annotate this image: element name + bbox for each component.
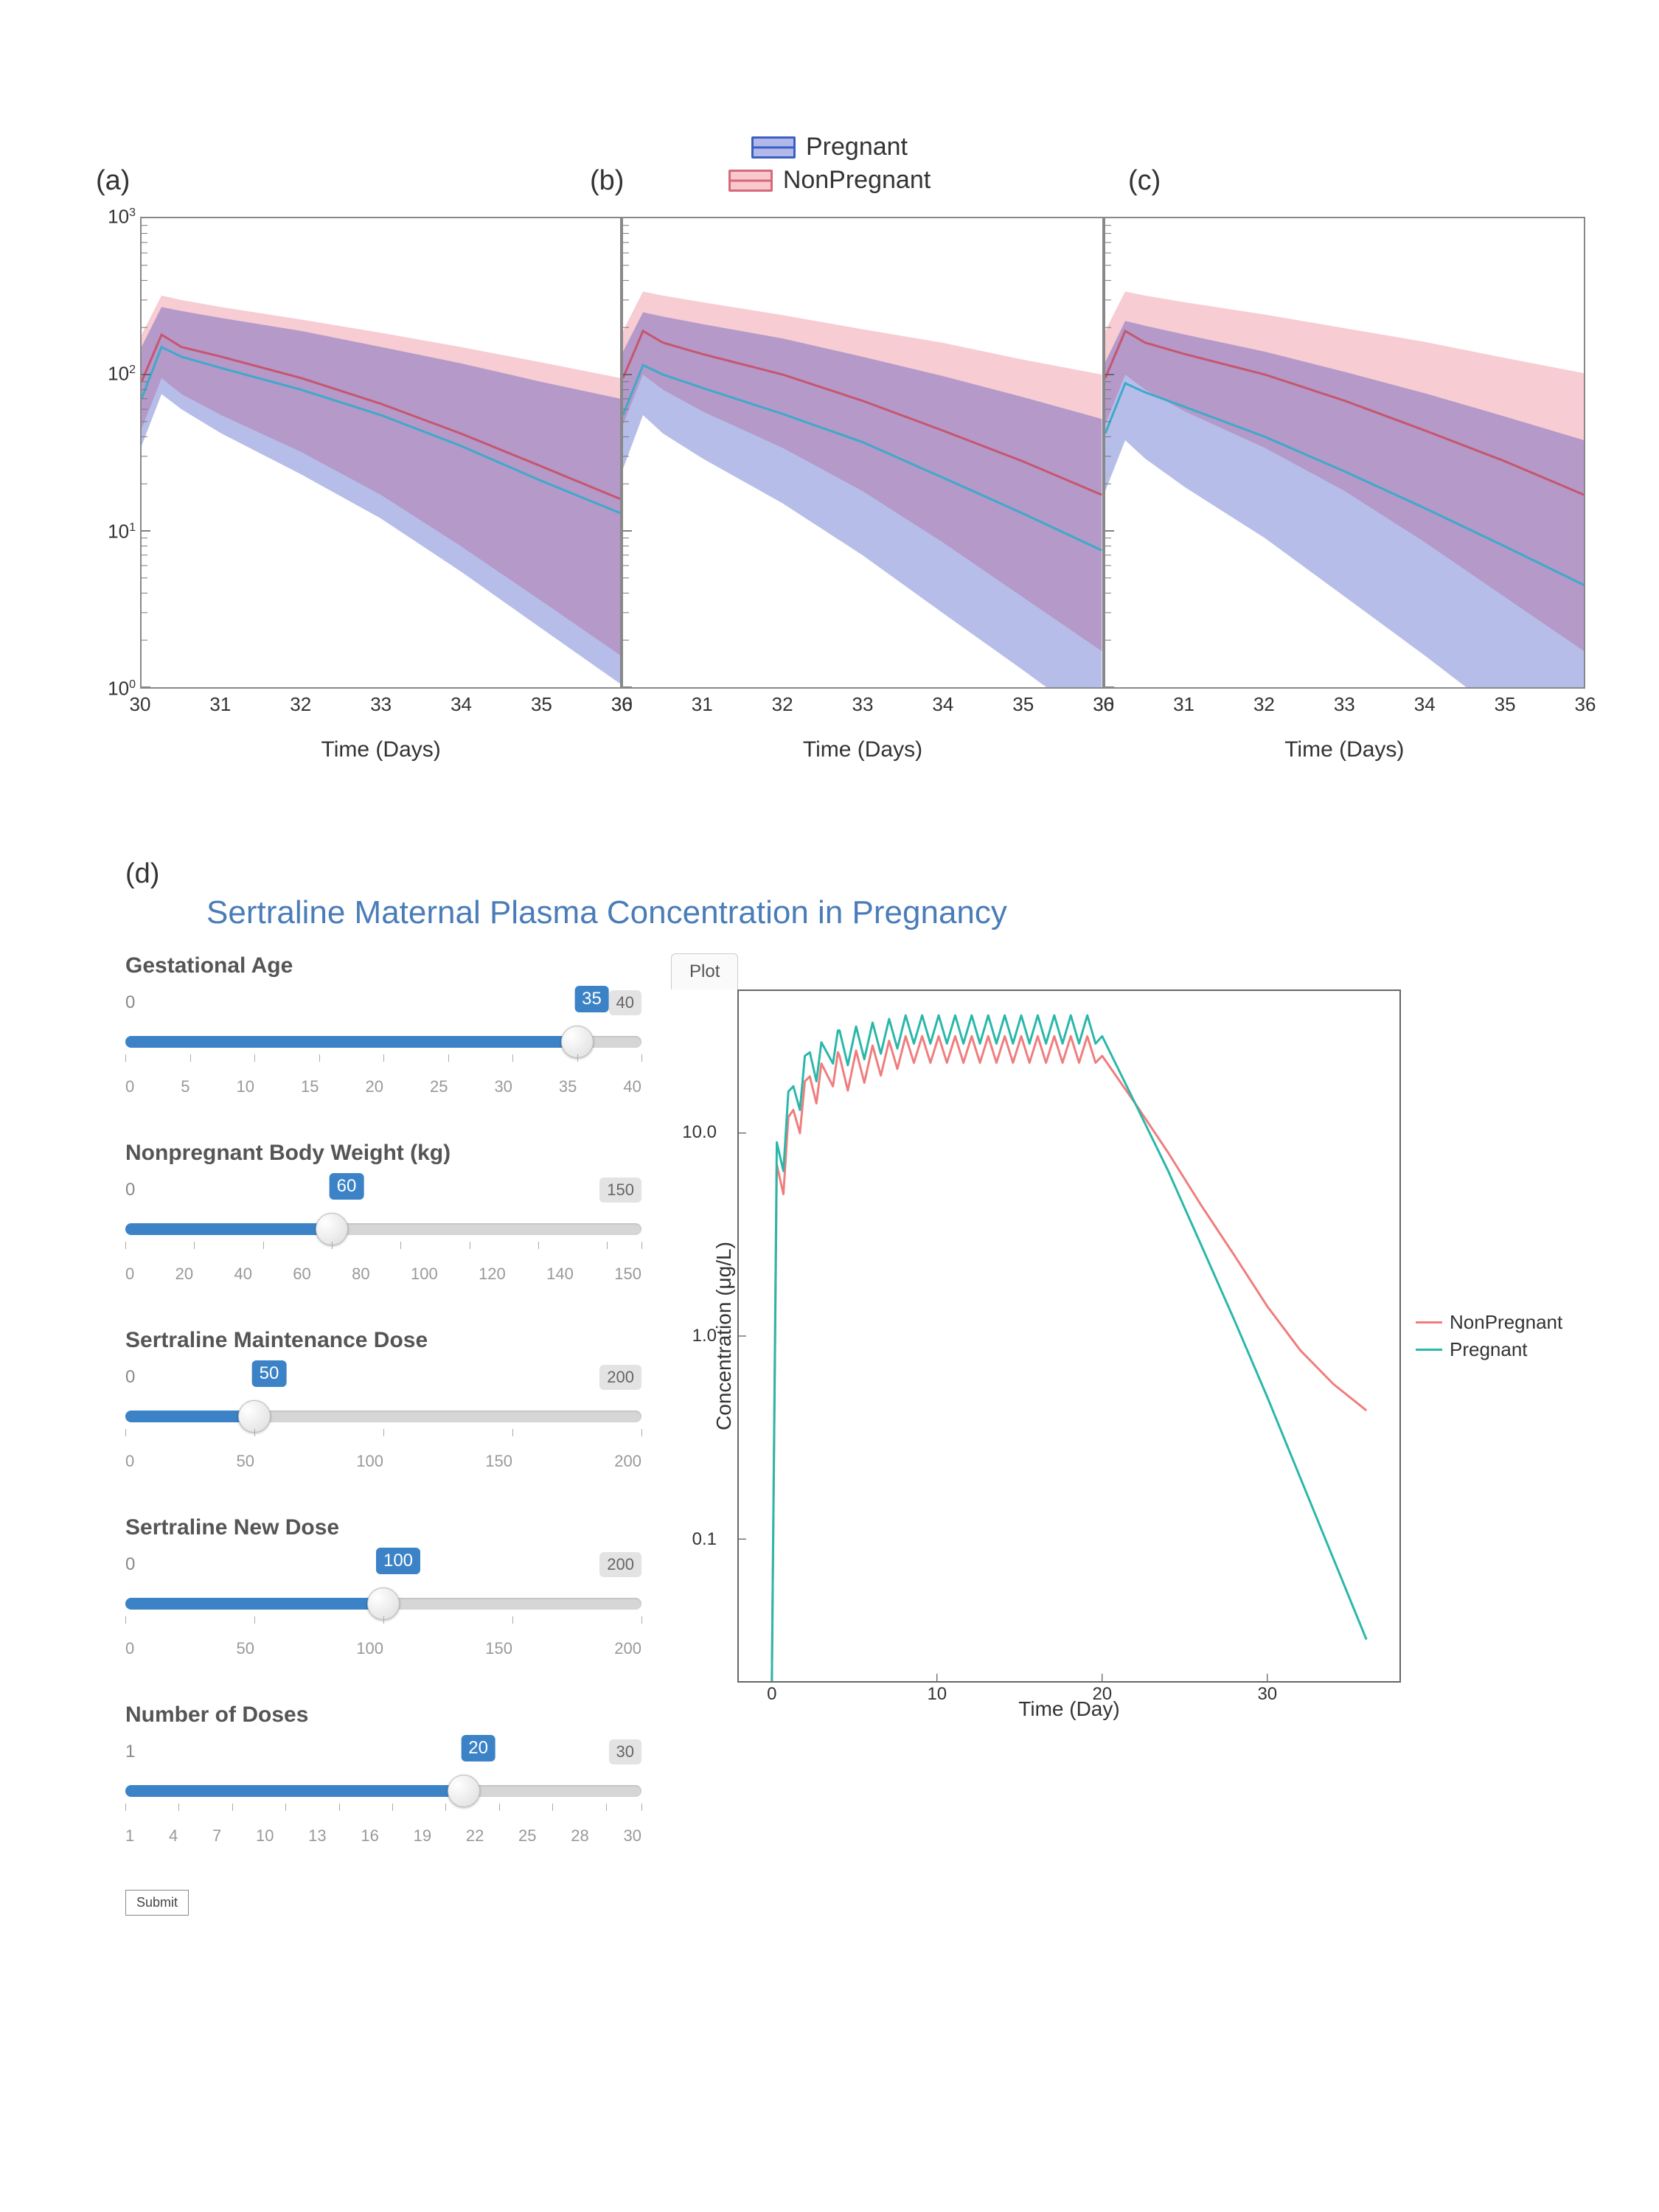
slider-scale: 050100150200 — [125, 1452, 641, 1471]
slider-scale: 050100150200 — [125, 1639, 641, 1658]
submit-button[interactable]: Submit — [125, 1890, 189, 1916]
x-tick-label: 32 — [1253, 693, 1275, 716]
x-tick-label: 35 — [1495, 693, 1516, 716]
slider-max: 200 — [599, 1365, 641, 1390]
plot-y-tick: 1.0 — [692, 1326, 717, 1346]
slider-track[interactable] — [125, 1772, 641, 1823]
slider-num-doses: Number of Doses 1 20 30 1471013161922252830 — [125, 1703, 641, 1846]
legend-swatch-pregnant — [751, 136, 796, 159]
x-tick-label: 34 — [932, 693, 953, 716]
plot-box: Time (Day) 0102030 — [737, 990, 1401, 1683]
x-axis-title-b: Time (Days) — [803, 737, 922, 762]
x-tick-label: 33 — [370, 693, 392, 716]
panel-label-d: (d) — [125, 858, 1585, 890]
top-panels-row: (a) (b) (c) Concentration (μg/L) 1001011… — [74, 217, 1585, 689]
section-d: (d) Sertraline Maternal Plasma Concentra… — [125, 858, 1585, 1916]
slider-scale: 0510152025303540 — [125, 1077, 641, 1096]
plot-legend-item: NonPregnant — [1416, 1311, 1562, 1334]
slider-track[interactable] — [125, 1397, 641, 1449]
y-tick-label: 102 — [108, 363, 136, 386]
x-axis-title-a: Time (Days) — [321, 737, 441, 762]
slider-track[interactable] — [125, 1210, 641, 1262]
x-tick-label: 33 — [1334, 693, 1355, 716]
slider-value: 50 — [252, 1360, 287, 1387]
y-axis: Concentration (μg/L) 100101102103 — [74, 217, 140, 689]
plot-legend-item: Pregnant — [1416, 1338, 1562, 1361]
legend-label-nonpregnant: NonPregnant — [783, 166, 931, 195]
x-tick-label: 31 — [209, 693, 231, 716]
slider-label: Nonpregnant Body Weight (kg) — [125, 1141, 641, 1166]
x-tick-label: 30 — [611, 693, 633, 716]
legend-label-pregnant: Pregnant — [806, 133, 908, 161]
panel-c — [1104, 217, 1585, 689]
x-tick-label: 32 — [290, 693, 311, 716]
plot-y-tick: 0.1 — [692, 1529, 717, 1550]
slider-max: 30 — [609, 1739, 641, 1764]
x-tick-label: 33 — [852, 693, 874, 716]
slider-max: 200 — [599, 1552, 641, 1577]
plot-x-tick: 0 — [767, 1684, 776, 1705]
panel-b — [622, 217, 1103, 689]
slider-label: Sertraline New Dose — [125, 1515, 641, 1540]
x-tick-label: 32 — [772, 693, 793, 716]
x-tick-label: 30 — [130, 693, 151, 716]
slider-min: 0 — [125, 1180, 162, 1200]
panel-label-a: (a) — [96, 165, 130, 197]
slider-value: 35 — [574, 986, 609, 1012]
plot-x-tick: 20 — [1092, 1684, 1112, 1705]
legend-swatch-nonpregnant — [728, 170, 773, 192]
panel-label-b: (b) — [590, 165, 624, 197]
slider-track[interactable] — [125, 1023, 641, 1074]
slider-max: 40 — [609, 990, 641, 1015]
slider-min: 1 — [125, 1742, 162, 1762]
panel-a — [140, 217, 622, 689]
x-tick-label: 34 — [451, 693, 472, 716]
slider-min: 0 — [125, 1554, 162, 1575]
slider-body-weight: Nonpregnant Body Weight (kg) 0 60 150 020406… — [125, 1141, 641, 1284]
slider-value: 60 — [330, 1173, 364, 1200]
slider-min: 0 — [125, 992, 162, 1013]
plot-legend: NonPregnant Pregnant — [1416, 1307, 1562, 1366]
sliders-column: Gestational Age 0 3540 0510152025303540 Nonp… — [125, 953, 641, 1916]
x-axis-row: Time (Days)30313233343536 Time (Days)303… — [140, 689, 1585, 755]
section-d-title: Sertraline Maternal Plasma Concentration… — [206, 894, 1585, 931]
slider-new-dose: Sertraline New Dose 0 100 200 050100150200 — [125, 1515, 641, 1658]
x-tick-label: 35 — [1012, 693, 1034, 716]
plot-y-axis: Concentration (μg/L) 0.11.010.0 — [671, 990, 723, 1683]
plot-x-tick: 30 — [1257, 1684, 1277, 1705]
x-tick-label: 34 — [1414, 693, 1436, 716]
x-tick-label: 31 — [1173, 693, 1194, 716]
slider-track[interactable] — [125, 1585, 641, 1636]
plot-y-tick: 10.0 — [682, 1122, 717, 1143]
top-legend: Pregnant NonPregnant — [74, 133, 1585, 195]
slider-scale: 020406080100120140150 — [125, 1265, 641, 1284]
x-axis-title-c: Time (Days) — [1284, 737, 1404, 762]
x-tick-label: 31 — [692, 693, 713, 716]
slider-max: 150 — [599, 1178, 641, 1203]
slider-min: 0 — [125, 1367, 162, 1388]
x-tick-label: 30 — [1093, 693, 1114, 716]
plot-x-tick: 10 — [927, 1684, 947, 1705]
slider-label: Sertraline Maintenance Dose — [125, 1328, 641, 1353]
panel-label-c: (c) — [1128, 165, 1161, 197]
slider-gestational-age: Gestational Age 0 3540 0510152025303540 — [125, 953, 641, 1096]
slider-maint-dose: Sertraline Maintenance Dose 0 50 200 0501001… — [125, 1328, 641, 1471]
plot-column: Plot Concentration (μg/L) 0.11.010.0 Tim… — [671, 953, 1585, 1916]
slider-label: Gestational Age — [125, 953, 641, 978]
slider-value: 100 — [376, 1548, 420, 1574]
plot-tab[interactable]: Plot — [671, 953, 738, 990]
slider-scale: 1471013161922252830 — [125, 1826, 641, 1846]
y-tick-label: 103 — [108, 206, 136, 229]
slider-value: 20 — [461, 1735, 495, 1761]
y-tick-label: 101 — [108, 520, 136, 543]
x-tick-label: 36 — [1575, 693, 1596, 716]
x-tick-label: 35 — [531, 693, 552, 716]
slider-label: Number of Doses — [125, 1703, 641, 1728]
* * *
#### [DESCRIPTION OF THE TASK]
Can you return every line of the items above word for word, leaving out the pictures?

#### [EXERCISE SOLUTION]
annotate this image: element name + bbox for each component.
slider-scale: 050100150200 — [125, 1452, 641, 1471]
slider-scale: 050100150200 — [125, 1639, 641, 1658]
submit-button[interactable]: Submit — [125, 1890, 189, 1916]
x-tick-label: 32 — [1253, 693, 1275, 716]
x-tick-label: 35 — [1495, 693, 1516, 716]
slider-max: 200 — [599, 1365, 641, 1390]
plot-y-tick: 1.0 — [692, 1326, 717, 1346]
slider-track[interactable] — [125, 1772, 641, 1823]
slider-num-doses: Number of Doses 1 20 30 1471013161922252830 — [125, 1703, 641, 1846]
legend-swatch-pregnant — [751, 136, 796, 159]
x-tick-label: 34 — [932, 693, 953, 716]
plot-box: Time (Day) 0102030 — [737, 990, 1401, 1683]
x-axis-title-b: Time (Days) — [803, 737, 922, 762]
x-tick-label: 33 — [370, 693, 392, 716]
panel-label-d: (d) — [125, 858, 1585, 890]
top-panels-row: (a) (b) (c) Concentration (μg/L) 1001011… — [74, 217, 1585, 689]
section-d: (d) Sertraline Maternal Plasma Concentra… — [125, 858, 1585, 1916]
slider-scale: 0510152025303540 — [125, 1077, 641, 1096]
plot-legend-item: NonPregnant — [1416, 1311, 1562, 1334]
slider-track[interactable] — [125, 1397, 641, 1449]
y-tick-label: 102 — [108, 363, 136, 386]
x-axis-title-a: Time (Days) — [321, 737, 441, 762]
slider-track[interactable] — [125, 1210, 641, 1262]
x-tick-label: 33 — [1334, 693, 1355, 716]
slider-value: 50 — [252, 1360, 287, 1387]
y-axis: Concentration (μg/L) 100101102103 — [74, 217, 140, 689]
plot-legend-item: Pregnant — [1416, 1338, 1562, 1361]
legend-label-nonpregnant: NonPregnant — [783, 166, 931, 195]
x-tick-label: 31 — [209, 693, 231, 716]
slider-label: Nonpregnant Body Weight (kg) — [125, 1141, 641, 1166]
x-tick-label: 30 — [611, 693, 633, 716]
legend-label-pregnant: Pregnant — [806, 133, 908, 161]
panel-c — [1104, 217, 1585, 689]
x-tick-label: 32 — [290, 693, 311, 716]
plot-y-tick: 0.1 — [692, 1529, 717, 1550]
slider-max: 30 — [609, 1739, 641, 1764]
x-tick-label: 33 — [852, 693, 874, 716]
slider-max: 200 — [599, 1552, 641, 1577]
plot-x-tick: 0 — [767, 1684, 776, 1705]
panel-b — [622, 217, 1103, 689]
slider-label: Sertraline New Dose — [125, 1515, 641, 1540]
x-tick-label: 32 — [772, 693, 793, 716]
x-tick-label: 30 — [130, 693, 151, 716]
slider-min: 0 — [125, 1180, 162, 1200]
panel-label-a: (a) — [96, 165, 130, 197]
slider-value: 35 — [574, 986, 609, 1012]
plot-x-tick: 20 — [1092, 1684, 1112, 1705]
legend-swatch-nonpregnant — [728, 170, 773, 192]
panel-label-b: (b) — [590, 165, 624, 197]
slider-track[interactable] — [125, 1023, 641, 1074]
slider-max: 40 — [609, 990, 641, 1015]
slider-min: 1 — [125, 1742, 162, 1762]
panel-a — [140, 217, 622, 689]
x-tick-label: 34 — [451, 693, 472, 716]
slider-min: 0 — [125, 1554, 162, 1575]
slider-body-weight: Nonpregnant Body Weight (kg) 0 60 150 020406… — [125, 1141, 641, 1284]
slider-value: 60 — [330, 1173, 364, 1200]
slider-min: 0 — [125, 992, 162, 1013]
plot-legend: NonPregnant Pregnant — [1416, 1307, 1562, 1366]
sliders-column: Gestational Age 0 3540 0510152025303540 Nonp… — [125, 953, 641, 1916]
x-axis-row: Time (Days)30313233343536 Time (Days)303… — [140, 689, 1585, 755]
section-d-title: Sertraline Maternal Plasma Concentration… — [206, 894, 1585, 931]
slider-new-dose: Sertraline New Dose 0 100 200 050100150200 — [125, 1515, 641, 1658]
x-tick-label: 35 — [1012, 693, 1034, 716]
plot-y-axis: Concentration (μg/L) 0.11.010.0 — [671, 990, 723, 1683]
plot-x-tick: 30 — [1257, 1684, 1277, 1705]
x-tick-label: 34 — [1414, 693, 1436, 716]
x-tick-label: 31 — [1173, 693, 1194, 716]
slider-track[interactable] — [125, 1585, 641, 1636]
plot-y-tick: 10.0 — [682, 1122, 717, 1143]
top-legend: Pregnant NonPregnant — [74, 133, 1585, 195]
slider-scale: 020406080100120140150 — [125, 1265, 641, 1284]
x-axis-title-c: Time (Days) — [1284, 737, 1404, 762]
x-tick-label: 31 — [692, 693, 713, 716]
slider-max: 150 — [599, 1178, 641, 1203]
slider-min: 0 — [125, 1367, 162, 1388]
x-tick-label: 30 — [1093, 693, 1114, 716]
plot-x-tick: 10 — [927, 1684, 947, 1705]
slider-label: Sertraline Maintenance Dose — [125, 1328, 641, 1353]
panel-label-c: (c) — [1128, 165, 1161, 197]
slider-gestational-age: Gestational Age 0 3540 0510152025303540 — [125, 953, 641, 1096]
slider-maint-dose: Sertraline Maintenance Dose 0 50 200 0501001… — [125, 1328, 641, 1471]
plot-column: Plot Concentration (μg/L) 0.11.010.0 Tim… — [671, 953, 1585, 1916]
slider-label: Gestational Age — [125, 953, 641, 978]
slider-value: 100 — [376, 1548, 420, 1574]
plot-tab[interactable]: Plot — [671, 953, 738, 990]
slider-scale: 1471013161922252830 — [125, 1826, 641, 1846]
y-tick-label: 103 — [108, 206, 136, 229]
slider-value: 20 — [461, 1735, 495, 1761]
y-tick-label: 101 — [108, 520, 136, 543]
x-tick-label: 36 — [1575, 693, 1596, 716]
x-tick-label: 35 — [531, 693, 552, 716]
slider-label: Number of Doses — [125, 1703, 641, 1728]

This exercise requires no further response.